▶ **Given problem**
Reproduce each line bearing the word "governing".

▶ **Excerpted data**
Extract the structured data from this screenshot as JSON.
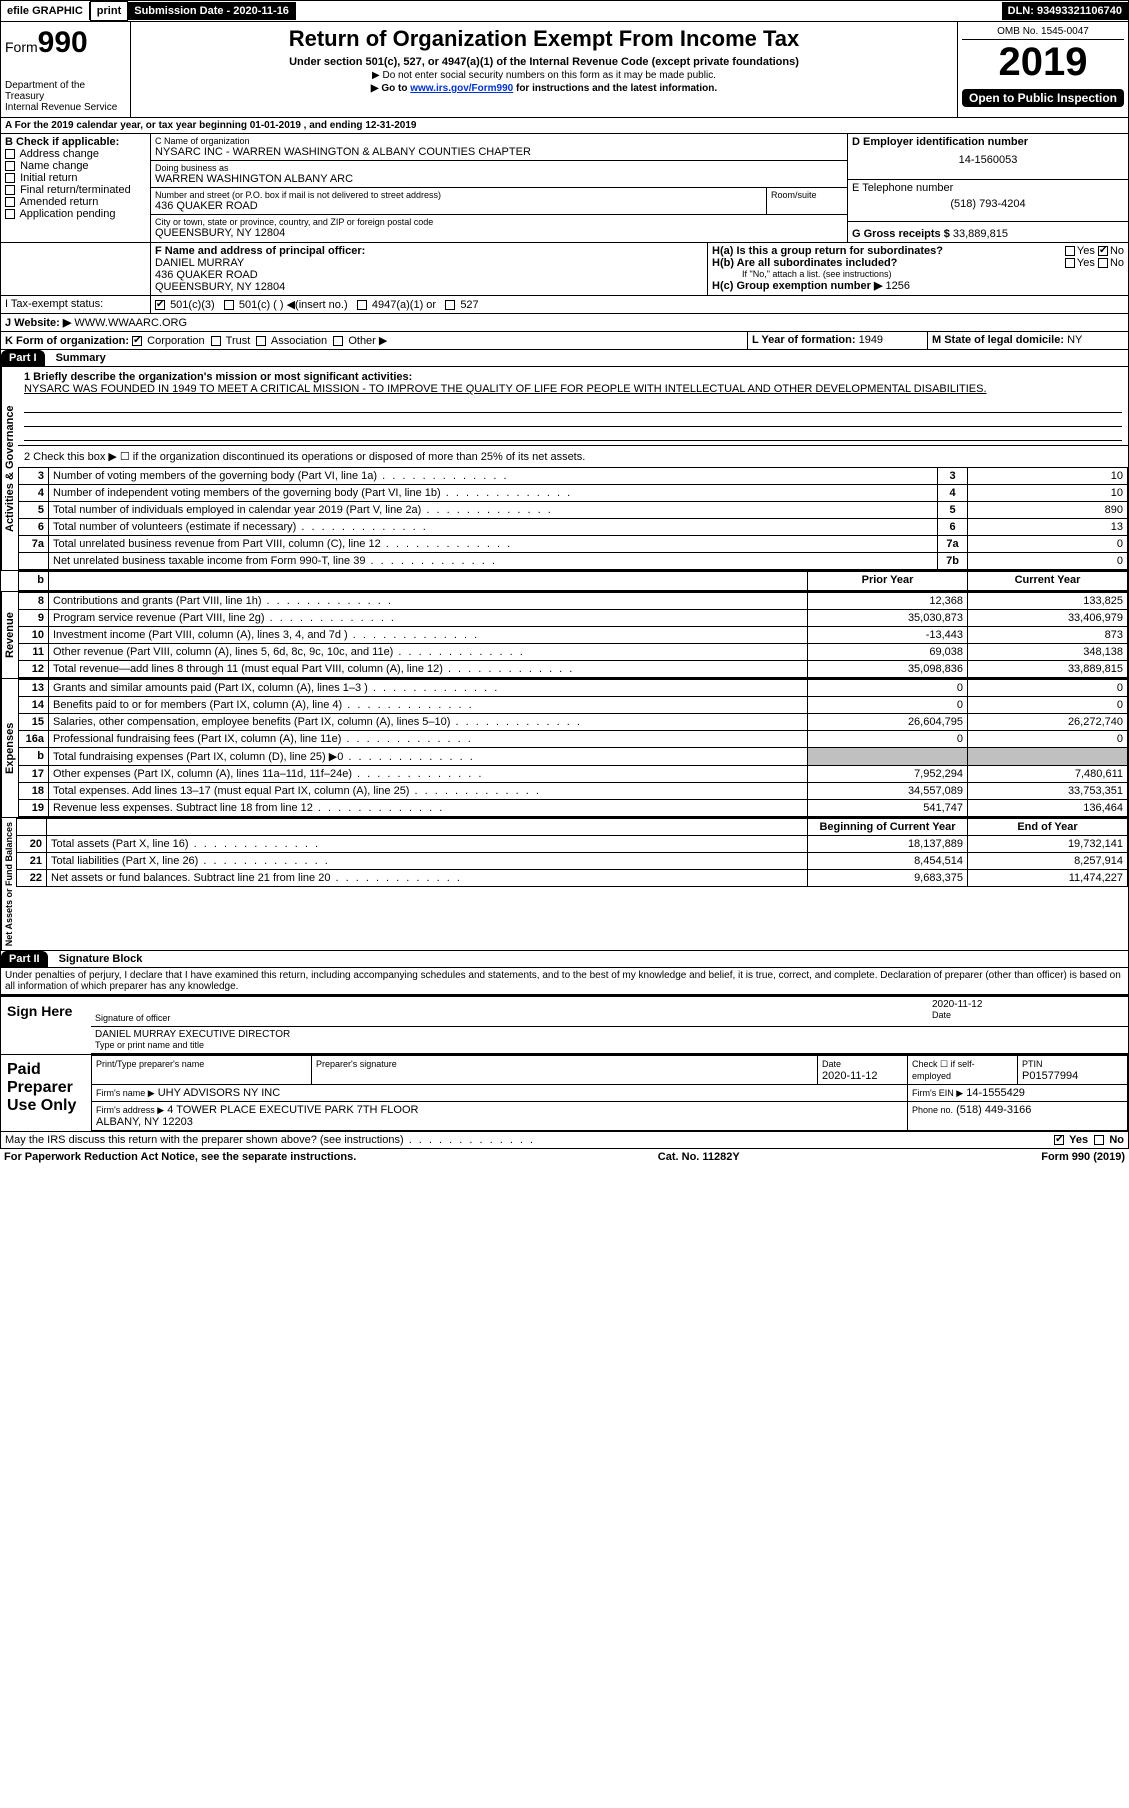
{
  "topbar": {
    "efile": "efile GRAPHIC",
    "print": "print",
    "submission_label": "Submission Date - 2020-11-16",
    "dln": "DLN: 93493321106740"
  },
  "header": {
    "form_prefix": "Form",
    "form_number": "990",
    "title": "Return of Organization Exempt From Income Tax",
    "subtitle1": "Under section 501(c), 527, or 4947(a)(1) of the Internal Revenue Code (except private foundations)",
    "subtitle2": "▶ Do not enter social security numbers on this form as it may be made public.",
    "subtitle3_prefix": "▶ Go to ",
    "subtitle3_link": "www.irs.gov/Form990",
    "subtitle3_suffix": " for instructions and the latest information.",
    "dept": "Department of the Treasury\nInternal Revenue Service",
    "omb": "OMB No. 1545-0047",
    "year": "2019",
    "open_public": "Open to Public Inspection"
  },
  "section_a": {
    "text": "A For the 2019 calendar year, or tax year beginning 01-01-2019    , and ending 12-31-2019"
  },
  "section_b": {
    "label": "B Check if applicable:",
    "items": [
      "Address change",
      "Name change",
      "Initial return",
      "Final return/terminated",
      "Amended return",
      "Application pending"
    ]
  },
  "section_c": {
    "name_label": "C Name of organization",
    "name": "NYSARC INC - WARREN WASHINGTON & ALBANY COUNTIES CHAPTER",
    "dba_label": "Doing business as",
    "dba": "WARREN WASHINGTON ALBANY ARC",
    "street_label": "Number and street (or P.O. box if mail is not delivered to street address)",
    "street": "436 QUAKER ROAD",
    "room_label": "Room/suite",
    "city_label": "City or town, state or province, country, and ZIP or foreign postal code",
    "city": "QUEENSBURY, NY  12804"
  },
  "section_d": {
    "label": "D Employer identification number",
    "value": "14-1560053"
  },
  "section_e": {
    "label": "E Telephone number",
    "value": "(518) 793-4204"
  },
  "section_g": {
    "label": "G Gross receipts $",
    "value": "33,889,815"
  },
  "section_f": {
    "label": "F  Name and address of principal officer:",
    "name": "DANIEL MURRAY",
    "street": "436 QUAKER ROAD",
    "city": "QUEENSBURY, NY  12804"
  },
  "section_h": {
    "a": "H(a)  Is this a group return for subordinates?",
    "a_yes": "Yes",
    "a_no": "No",
    "b": "H(b)  Are all subordinates included?",
    "b_yes": "Yes",
    "b_no": "No",
    "b_note": "If \"No,\" attach a list. (see instructions)",
    "c_label": "H(c)  Group exemption number ▶",
    "c_value": "1256"
  },
  "section_i": {
    "label": "I   Tax-exempt status:",
    "opt1": "501(c)(3)",
    "opt2": "501(c) (   ) ◀(insert no.)",
    "opt3": "4947(a)(1) or",
    "opt4": "527"
  },
  "section_j": {
    "label": "J   Website: ▶",
    "value": "WWW.WWAARC.ORG"
  },
  "section_k": {
    "label": "K Form of organization:",
    "opts": [
      "Corporation",
      "Trust",
      "Association",
      "Other ▶"
    ]
  },
  "section_l": {
    "label": "L Year of formation:",
    "value": "1949"
  },
  "section_m": {
    "label": "M State of legal domicile:",
    "value": "NY"
  },
  "part1": {
    "header": "Part I",
    "title": "Summary",
    "line1_label": "1  Briefly describe the organization's mission or most significant activities:",
    "line1_text": "NYSARC WAS FOUNDED IN 1949 TO MEET A CRITICAL MISSION - TO IMPROVE THE QUALITY OF LIFE FOR PEOPLE WITH INTELLECTUAL AND OTHER DEVELOPMENTAL DISABILITIES.",
    "line2": "2   Check this box ▶ ☐  if the organization discontinued its operations or disposed of more than 25% of its net assets.",
    "governance_rows": [
      {
        "n": "3",
        "text": "Number of voting members of the governing body (Part VI, line 1a)",
        "idx": "3",
        "val": "10"
      },
      {
        "n": "4",
        "text": "Number of independent voting members of the governing body (Part VI, line 1b)",
        "idx": "4",
        "val": "10"
      },
      {
        "n": "5",
        "text": "Total number of individuals employed in calendar year 2019 (Part V, line 2a)",
        "idx": "5",
        "val": "890"
      },
      {
        "n": "6",
        "text": "Total number of volunteers (estimate if necessary)",
        "idx": "6",
        "val": "13"
      },
      {
        "n": "7a",
        "text": "Total unrelated business revenue from Part VIII, column (C), line 12",
        "idx": "7a",
        "val": "0"
      },
      {
        "n": "",
        "text": "Net unrelated business taxable income from Form 990-T, line 39",
        "idx": "7b",
        "val": "0"
      }
    ],
    "col_headers": {
      "b": "b",
      "prior": "Prior Year",
      "current": "Current Year"
    },
    "revenue_label": "Revenue",
    "revenue_rows": [
      {
        "n": "8",
        "text": "Contributions and grants (Part VIII, line 1h)",
        "prior": "12,368",
        "current": "133,825"
      },
      {
        "n": "9",
        "text": "Program service revenue (Part VIII, line 2g)",
        "prior": "35,030,873",
        "current": "33,406,979"
      },
      {
        "n": "10",
        "text": "Investment income (Part VIII, column (A), lines 3, 4, and 7d )",
        "prior": "-13,443",
        "current": "873"
      },
      {
        "n": "11",
        "text": "Other revenue (Part VIII, column (A), lines 5, 6d, 8c, 9c, 10c, and 11e)",
        "prior": "69,038",
        "current": "348,138"
      },
      {
        "n": "12",
        "text": "Total revenue—add lines 8 through 11 (must equal Part VIII, column (A), line 12)",
        "prior": "35,098,836",
        "current": "33,889,815"
      }
    ],
    "expenses_label": "Expenses",
    "expenses_rows": [
      {
        "n": "13",
        "text": "Grants and similar amounts paid (Part IX, column (A), lines 1–3 )",
        "prior": "0",
        "current": "0"
      },
      {
        "n": "14",
        "text": "Benefits paid to or for members (Part IX, column (A), line 4)",
        "prior": "0",
        "current": "0"
      },
      {
        "n": "15",
        "text": "Salaries, other compensation, employee benefits (Part IX, column (A), lines 5–10)",
        "prior": "26,604,795",
        "current": "26,272,740"
      },
      {
        "n": "16a",
        "text": "Professional fundraising fees (Part IX, column (A), line 11e)",
        "prior": "0",
        "current": "0"
      },
      {
        "n": "b",
        "text": "Total fundraising expenses (Part IX, column (D), line 25) ▶0",
        "prior": "",
        "current": "",
        "grey": true
      },
      {
        "n": "17",
        "text": "Other expenses (Part IX, column (A), lines 11a–11d, 11f–24e)",
        "prior": "7,952,294",
        "current": "7,480,611"
      },
      {
        "n": "18",
        "text": "Total expenses. Add lines 13–17 (must equal Part IX, column (A), line 25)",
        "prior": "34,557,089",
        "current": "33,753,351"
      },
      {
        "n": "19",
        "text": "Revenue less expenses. Subtract line 18 from line 12",
        "prior": "541,747",
        "current": "136,464"
      }
    ],
    "netassets_label": "Net Assets or Fund Balances",
    "netassets_headers": {
      "begin": "Beginning of Current Year",
      "end": "End of Year"
    },
    "netassets_rows": [
      {
        "n": "20",
        "text": "Total assets (Part X, line 16)",
        "prior": "18,137,889",
        "current": "19,732,141"
      },
      {
        "n": "21",
        "text": "Total liabilities (Part X, line 26)",
        "prior": "8,454,514",
        "current": "8,257,914"
      },
      {
        "n": "22",
        "text": "Net assets or fund balances. Subtract line 21 from line 20",
        "prior": "9,683,375",
        "current": "11,474,227"
      }
    ]
  },
  "part2": {
    "header": "Part II",
    "title": "Signature Block",
    "declaration": "Under penalties of perjury, I declare that I have examined this return, including accompanying schedules and statements, and to the best of my knowledge and belief, it is true, correct, and complete. Declaration of preparer (other than officer) is based on all information of which preparer has any knowledge.",
    "sign_here": "Sign Here",
    "sig_officer_label": "Signature of officer",
    "sig_date": "2020-11-12",
    "sig_date_label": "Date",
    "officer_name": "DANIEL MURRAY  EXECUTIVE DIRECTOR",
    "officer_name_label": "Type or print name and title",
    "paid_preparer": "Paid Preparer Use Only",
    "prep_name_label": "Print/Type preparer's name",
    "prep_sig_label": "Preparer's signature",
    "prep_date_label": "Date",
    "prep_date": "2020-11-12",
    "prep_check_label": "Check ☐ if self-employed",
    "ptin_label": "PTIN",
    "ptin": "P01577994",
    "firm_name_label": "Firm's name    ▶",
    "firm_name": "UHY ADVISORS NY INC",
    "firm_ein_label": "Firm's EIN ▶",
    "firm_ein": "14-1555429",
    "firm_addr_label": "Firm's address ▶",
    "firm_addr": "4 TOWER PLACE EXECUTIVE PARK 7TH FLOOR\nALBANY, NY  12203",
    "phone_label": "Phone no.",
    "phone": "(518) 449-3166",
    "may_irs": "May the IRS discuss this return with the preparer shown above? (see instructions)",
    "yes": "Yes",
    "no": "No"
  },
  "footer": {
    "left": "For Paperwork Reduction Act Notice, see the separate instructions.",
    "mid": "Cat. No. 11282Y",
    "right": "Form 990 (2019)"
  },
  "colors": {
    "black": "#000000",
    "white": "#ffffff",
    "link": "#0033cc",
    "grey": "#c0c0c0"
  }
}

▶ **Result**
        "text": "Number of voting members of the governing body (Part VI, line 1a)",
        "text": "Number of independent voting members of the governing body (Part VI, line 1b)",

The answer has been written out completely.